* Short problem *
Read through the data and report every line in which the word "JSON" occurs.

* Dataset *
────────────────────

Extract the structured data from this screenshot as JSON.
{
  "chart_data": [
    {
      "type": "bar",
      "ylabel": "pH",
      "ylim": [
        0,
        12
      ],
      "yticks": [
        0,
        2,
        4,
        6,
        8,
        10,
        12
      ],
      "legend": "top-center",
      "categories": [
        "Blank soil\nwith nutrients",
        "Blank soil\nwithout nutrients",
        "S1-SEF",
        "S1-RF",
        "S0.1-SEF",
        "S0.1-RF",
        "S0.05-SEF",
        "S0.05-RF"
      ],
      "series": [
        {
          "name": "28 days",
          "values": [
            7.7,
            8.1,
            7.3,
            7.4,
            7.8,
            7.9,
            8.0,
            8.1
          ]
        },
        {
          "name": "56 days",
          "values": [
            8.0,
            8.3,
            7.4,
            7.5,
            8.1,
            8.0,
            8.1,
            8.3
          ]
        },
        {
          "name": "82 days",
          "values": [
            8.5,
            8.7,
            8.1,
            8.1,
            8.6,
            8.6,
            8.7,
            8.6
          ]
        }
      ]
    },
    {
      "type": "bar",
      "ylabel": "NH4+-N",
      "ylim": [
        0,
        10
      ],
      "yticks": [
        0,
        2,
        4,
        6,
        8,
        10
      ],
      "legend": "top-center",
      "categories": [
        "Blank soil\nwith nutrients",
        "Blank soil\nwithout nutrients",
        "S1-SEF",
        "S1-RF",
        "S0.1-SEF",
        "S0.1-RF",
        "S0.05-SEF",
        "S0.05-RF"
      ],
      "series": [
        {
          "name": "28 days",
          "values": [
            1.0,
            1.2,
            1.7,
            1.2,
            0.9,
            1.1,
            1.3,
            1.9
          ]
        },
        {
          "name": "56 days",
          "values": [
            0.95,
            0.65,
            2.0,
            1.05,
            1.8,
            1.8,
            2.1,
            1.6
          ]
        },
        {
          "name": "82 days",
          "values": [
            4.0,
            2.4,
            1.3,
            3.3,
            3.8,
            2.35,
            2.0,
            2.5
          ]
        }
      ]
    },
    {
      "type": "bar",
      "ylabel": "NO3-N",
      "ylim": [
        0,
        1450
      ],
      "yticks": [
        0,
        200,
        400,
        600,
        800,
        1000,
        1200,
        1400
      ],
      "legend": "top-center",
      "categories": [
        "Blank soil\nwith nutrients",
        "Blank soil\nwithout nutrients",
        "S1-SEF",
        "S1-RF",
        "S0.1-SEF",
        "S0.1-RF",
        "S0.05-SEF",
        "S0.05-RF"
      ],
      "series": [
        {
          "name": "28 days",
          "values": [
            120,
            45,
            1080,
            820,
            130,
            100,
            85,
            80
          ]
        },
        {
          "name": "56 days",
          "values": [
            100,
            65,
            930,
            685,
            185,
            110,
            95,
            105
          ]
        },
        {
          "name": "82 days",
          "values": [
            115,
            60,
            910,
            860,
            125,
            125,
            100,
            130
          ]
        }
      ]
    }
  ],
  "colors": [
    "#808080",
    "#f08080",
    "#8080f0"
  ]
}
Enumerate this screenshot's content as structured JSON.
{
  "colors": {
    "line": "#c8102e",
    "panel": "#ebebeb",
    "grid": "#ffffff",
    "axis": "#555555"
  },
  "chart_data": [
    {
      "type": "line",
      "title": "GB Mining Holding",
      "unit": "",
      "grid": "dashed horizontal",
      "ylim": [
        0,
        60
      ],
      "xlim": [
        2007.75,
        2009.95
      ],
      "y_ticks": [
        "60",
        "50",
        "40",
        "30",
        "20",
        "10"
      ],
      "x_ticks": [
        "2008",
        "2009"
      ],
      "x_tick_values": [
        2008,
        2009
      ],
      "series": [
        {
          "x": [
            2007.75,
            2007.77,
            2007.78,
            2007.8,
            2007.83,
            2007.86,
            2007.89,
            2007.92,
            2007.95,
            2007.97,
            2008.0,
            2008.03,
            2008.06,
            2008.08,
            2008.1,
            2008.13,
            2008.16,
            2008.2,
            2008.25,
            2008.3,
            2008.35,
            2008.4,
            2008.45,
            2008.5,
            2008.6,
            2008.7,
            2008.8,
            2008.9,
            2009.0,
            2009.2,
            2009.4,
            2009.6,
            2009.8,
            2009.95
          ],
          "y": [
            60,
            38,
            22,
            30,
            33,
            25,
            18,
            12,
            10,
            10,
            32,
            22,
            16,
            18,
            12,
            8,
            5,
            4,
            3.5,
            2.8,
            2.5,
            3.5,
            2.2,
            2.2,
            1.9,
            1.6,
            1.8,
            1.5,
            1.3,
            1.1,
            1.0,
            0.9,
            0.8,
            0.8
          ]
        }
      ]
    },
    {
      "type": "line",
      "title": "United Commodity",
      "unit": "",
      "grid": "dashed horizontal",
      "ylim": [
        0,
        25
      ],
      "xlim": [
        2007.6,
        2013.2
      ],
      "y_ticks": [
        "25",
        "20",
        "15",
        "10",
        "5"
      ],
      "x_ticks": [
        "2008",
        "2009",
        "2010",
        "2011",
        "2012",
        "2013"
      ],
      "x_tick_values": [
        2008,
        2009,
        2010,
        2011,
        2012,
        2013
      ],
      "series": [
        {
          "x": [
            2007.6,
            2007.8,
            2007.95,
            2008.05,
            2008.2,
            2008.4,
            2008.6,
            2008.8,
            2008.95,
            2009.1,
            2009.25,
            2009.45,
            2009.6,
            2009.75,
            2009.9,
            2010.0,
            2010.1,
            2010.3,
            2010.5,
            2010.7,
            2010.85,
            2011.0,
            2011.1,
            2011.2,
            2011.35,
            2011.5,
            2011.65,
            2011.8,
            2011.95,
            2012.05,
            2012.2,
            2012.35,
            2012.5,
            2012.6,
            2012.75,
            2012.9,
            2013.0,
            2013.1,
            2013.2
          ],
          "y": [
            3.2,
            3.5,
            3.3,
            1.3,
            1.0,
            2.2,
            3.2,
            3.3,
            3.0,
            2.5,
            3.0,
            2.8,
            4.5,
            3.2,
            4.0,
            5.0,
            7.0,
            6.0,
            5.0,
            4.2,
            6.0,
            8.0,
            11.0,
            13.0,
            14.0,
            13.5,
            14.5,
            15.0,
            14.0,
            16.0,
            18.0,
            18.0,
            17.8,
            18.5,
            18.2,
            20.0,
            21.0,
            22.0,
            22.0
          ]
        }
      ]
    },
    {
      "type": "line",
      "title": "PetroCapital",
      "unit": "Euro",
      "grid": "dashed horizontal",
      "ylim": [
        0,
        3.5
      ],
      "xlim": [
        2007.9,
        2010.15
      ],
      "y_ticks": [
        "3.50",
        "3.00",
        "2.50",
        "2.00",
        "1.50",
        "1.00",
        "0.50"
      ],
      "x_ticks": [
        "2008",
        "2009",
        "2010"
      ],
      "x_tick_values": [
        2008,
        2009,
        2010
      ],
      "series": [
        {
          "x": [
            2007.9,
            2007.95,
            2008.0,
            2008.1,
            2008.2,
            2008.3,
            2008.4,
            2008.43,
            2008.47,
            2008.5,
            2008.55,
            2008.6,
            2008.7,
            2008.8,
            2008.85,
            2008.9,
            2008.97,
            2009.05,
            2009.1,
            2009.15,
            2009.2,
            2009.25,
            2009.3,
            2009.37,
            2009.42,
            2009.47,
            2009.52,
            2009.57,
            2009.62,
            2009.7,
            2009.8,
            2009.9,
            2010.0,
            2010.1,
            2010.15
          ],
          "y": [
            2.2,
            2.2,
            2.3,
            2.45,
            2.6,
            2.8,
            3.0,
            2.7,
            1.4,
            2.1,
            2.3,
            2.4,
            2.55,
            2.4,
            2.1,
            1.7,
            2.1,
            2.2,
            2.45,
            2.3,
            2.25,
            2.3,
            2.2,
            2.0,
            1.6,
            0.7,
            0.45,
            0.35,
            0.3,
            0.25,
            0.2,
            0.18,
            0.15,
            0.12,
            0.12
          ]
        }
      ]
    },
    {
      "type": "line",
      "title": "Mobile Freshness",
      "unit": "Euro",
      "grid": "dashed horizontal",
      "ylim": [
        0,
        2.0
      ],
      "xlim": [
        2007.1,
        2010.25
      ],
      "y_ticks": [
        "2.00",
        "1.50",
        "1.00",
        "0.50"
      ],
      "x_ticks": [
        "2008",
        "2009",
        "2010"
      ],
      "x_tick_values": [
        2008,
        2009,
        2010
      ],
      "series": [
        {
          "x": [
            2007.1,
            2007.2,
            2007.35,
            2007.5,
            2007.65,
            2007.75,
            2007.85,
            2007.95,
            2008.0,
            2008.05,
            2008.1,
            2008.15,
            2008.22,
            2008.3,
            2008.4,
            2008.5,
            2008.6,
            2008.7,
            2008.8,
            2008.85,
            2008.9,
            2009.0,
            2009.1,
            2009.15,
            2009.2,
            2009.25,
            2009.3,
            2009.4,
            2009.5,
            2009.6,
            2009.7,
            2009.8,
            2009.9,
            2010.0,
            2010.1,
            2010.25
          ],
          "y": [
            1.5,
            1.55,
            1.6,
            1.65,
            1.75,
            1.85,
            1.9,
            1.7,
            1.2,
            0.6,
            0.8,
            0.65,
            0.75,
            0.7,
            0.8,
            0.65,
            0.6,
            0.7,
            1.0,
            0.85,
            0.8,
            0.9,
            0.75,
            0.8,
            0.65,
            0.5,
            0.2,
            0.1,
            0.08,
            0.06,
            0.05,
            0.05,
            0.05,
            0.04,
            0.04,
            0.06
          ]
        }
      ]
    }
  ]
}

────────────────────

* Result *
Extract the structured data from this screenshot as JSON.
Enumerate this screenshot's content as structured JSON.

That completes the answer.